Without the pictures, copy the entries below word for word.
_ _ _ _ _
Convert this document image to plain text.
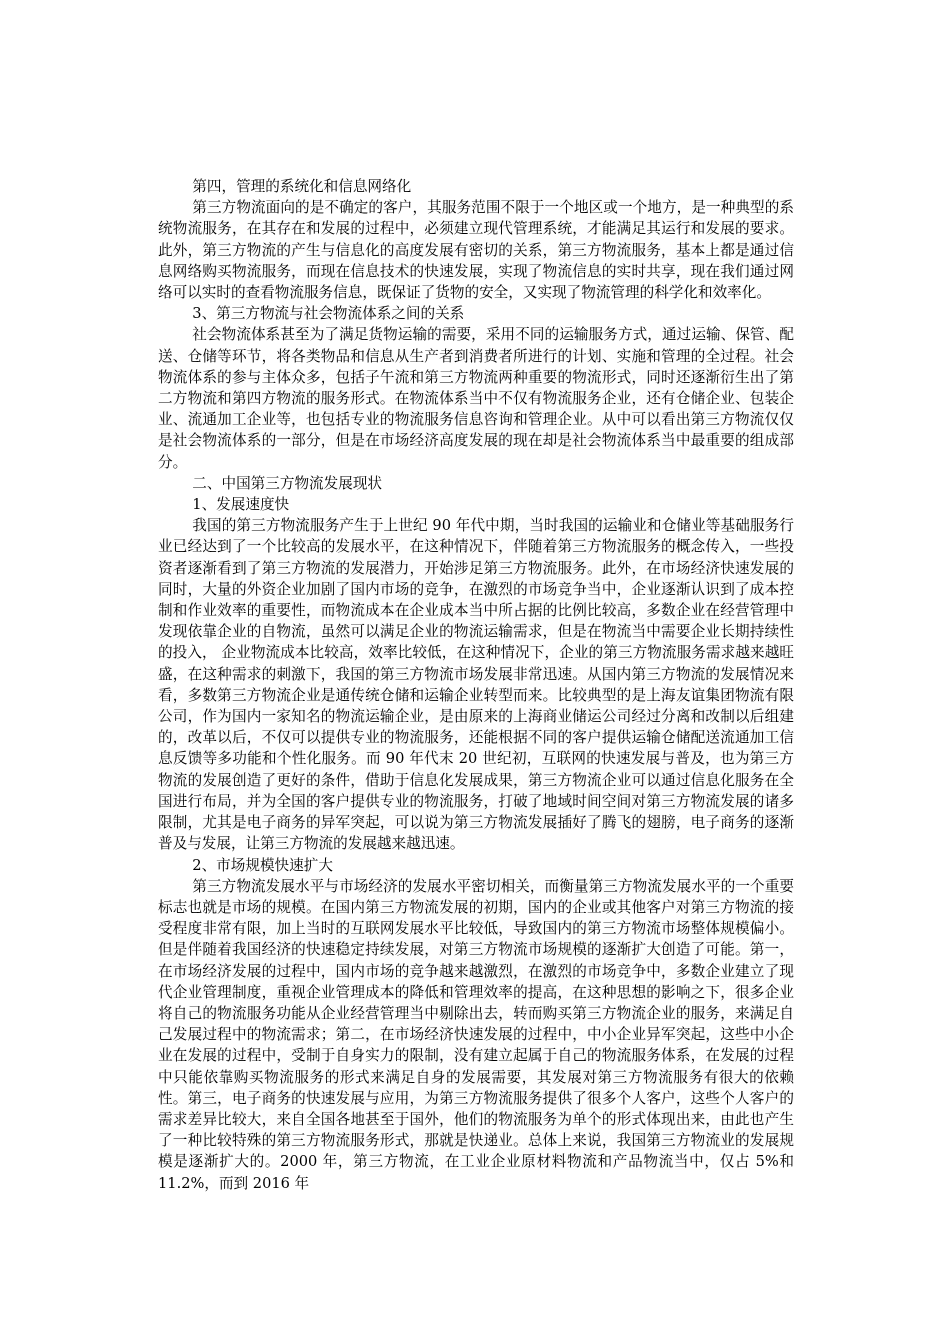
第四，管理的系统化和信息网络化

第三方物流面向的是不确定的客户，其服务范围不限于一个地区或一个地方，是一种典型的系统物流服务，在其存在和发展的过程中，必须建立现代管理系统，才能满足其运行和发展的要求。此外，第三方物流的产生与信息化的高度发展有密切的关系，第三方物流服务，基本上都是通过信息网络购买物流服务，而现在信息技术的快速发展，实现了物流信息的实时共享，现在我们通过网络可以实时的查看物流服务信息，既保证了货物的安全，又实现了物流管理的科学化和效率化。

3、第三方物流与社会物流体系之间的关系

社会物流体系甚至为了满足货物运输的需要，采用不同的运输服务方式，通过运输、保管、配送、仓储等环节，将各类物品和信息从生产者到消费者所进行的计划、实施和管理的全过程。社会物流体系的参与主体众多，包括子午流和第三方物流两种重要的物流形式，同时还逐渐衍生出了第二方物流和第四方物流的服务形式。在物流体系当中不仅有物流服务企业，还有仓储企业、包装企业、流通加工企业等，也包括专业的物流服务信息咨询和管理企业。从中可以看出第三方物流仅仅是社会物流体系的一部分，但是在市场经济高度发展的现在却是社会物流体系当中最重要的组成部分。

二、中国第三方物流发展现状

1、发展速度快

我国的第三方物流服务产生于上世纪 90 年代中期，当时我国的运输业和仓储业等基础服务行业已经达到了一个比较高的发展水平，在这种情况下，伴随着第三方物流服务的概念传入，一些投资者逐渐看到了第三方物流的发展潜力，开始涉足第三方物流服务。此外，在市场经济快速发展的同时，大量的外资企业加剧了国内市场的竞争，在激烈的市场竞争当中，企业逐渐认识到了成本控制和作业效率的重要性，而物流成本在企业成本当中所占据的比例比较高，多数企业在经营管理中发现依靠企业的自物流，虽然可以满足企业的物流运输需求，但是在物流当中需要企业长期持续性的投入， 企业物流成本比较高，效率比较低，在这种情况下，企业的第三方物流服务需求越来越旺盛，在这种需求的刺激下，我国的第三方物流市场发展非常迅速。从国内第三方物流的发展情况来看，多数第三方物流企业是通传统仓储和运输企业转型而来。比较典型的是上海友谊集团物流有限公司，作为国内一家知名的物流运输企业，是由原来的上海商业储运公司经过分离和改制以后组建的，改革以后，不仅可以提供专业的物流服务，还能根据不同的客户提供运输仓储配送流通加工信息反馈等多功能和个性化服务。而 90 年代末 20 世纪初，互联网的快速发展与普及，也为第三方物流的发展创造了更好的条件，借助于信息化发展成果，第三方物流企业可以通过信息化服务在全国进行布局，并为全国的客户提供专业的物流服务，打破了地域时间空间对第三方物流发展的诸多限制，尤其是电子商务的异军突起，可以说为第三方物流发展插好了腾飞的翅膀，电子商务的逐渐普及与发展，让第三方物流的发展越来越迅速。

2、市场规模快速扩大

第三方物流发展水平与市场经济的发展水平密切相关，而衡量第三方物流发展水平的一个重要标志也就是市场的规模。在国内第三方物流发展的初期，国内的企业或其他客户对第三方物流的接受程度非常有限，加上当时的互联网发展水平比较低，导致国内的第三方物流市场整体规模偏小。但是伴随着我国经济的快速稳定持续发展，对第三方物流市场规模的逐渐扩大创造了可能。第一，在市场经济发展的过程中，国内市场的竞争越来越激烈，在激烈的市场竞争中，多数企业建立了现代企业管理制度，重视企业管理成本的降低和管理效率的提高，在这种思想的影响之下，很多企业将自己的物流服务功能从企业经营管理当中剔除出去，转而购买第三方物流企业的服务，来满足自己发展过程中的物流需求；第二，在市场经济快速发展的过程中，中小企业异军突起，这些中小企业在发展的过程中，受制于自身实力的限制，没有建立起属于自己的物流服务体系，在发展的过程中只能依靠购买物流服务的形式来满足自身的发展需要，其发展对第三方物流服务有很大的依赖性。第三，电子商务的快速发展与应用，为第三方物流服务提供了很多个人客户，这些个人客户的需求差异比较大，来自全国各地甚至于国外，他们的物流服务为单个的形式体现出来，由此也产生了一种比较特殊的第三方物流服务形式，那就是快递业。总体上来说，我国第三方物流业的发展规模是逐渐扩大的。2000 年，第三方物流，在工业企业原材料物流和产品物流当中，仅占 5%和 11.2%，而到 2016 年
_ _ _ _ _
--- Answer to this exercise ---
Convert this document image to plain text.
第四，管理的系统化和信息网络化

第三方物流面向的是不确定的客户，其服务范围不限于一个地区或一个地方，是一种典型的系统物流服务，在其存在和发展的过程中，必须建立现代管理系统，才能满足其运行和发展的要求。此外，第三方物流的产生与信息化的高度发展有密切的关系，第三方物流服务，基本上都是通过信息网络购买物流服务，而现在信息技术的快速发展，实现了物流信息的实时共享，现在我们通过网络可以实时的查看物流服务信息，既保证了货物的安全，又实现了物流管理的科学化和效率化。

3、第三方物流与社会物流体系之间的关系

社会物流体系甚至为了满足货物运输的需要，采用不同的运输服务方式，通过运输、保管、配送、仓储等环节，将各类物品和信息从生产者到消费者所进行的计划、实施和管理的全过程。社会物流体系的参与主体众多，包括子午流和第三方物流两种重要的物流形式，同时还逐渐衍生出了第二方物流和第四方物流的服务形式。在物流体系当中不仅有物流服务企业，还有仓储企业、包装企业、流通加工企业等，也包括专业的物流服务信息咨询和管理企业。从中可以看出第三方物流仅仅是社会物流体系的一部分，但是在市场经济高度发展的现在却是社会物流体系当中最重要的组成部分。

二、中国第三方物流发展现状

1、发展速度快

我国的第三方物流服务产生于上世纪 90 年代中期，当时我国的运输业和仓储业等基础服务行业已经达到了一个比较高的发展水平，在这种情况下，伴随着第三方物流服务的概念传入，一些投资者逐渐看到了第三方物流的发展潜力，开始涉足第三方物流服务。此外，在市场经济快速发展的同时，大量的外资企业加剧了国内市场的竞争，在激烈的市场竞争当中，企业逐渐认识到了成本控制和作业效率的重要性，而物流成本在企业成本当中所占据的比例比较高，多数企业在经营管理中发现依靠企业的自物流，虽然可以满足企业的物流运输需求，但是在物流当中需要企业长期持续性的投入， 企业物流成本比较高，效率比较低，在这种情况下，企业的第三方物流服务需求越来越旺盛，在这种需求的刺激下，我国的第三方物流市场发展非常迅速。从国内第三方物流的发展情况来看，多数第三方物流企业是通传统仓储和运输企业转型而来。比较典型的是上海友谊集团物流有限公司，作为国内一家知名的物流运输企业，是由原来的上海商业储运公司经过分离和改制以后组建的，改革以后，不仅可以提供专业的物流服务，还能根据不同的客户提供运输仓储配送流通加工信息反馈等多功能和个性化服务。而 90 年代末 20 世纪初，互联网的快速发展与普及，也为第三方物流的发展创造了更好的条件，借助于信息化发展成果，第三方物流企业可以通过信息化服务在全国进行布局，并为全国的客户提供专业的物流服务，打破了地域时间空间对第三方物流发展的诸多限制，尤其是电子商务的异军突起，可以说为第三方物流发展插好了腾飞的翅膀，电子商务的逐渐普及与发展，让第三方物流的发展越来越迅速。

2、市场规模快速扩大

第三方物流发展水平与市场经济的发展水平密切相关，而衡量第三方物流发展水平的一个重要标志也就是市场的规模。在国内第三方物流发展的初期，国内的企业或其他客户对第三方物流的接受程度非常有限，加上当时的互联网发展水平比较低，导致国内的第三方物流市场整体规模偏小。但是伴随着我国经济的快速稳定持续发展，对第三方物流市场规模的逐渐扩大创造了可能。第一，在市场经济发展的过程中，国内市场的竞争越来越激烈，在激烈的市场竞争中，多数企业建立了现代企业管理制度，重视企业管理成本的降低和管理效率的提高，在这种思想的影响之下，很多企业将自己的物流服务功能从企业经营管理当中剔除出去，转而购买第三方物流企业的服务，来满足自己发展过程中的物流需求；第二，在市场经济快速发展的过程中，中小企业异军突起，这些中小企业在发展的过程中，受制于自身实力的限制，没有建立起属于自己的物流服务体系，在发展的过程中只能依靠购买物流服务的形式来满足自身的发展需要，其发展对第三方物流服务有很大的依赖性。第三，电子商务的快速发展与应用，为第三方物流服务提供了很多个人客户，这些个人客户的需求差异比较大，来自全国各地甚至于国外，他们的物流服务为单个的形式体现出来，由此也产生了一种比较特殊的第三方物流服务形式，那就是快递业。总体上来说，我国第三方物流业的发展规模是逐渐扩大的。2000 年，第三方物流，在工业企业原材料物流和产品物流当中，仅占 5%和 11.2%，而到 2016 年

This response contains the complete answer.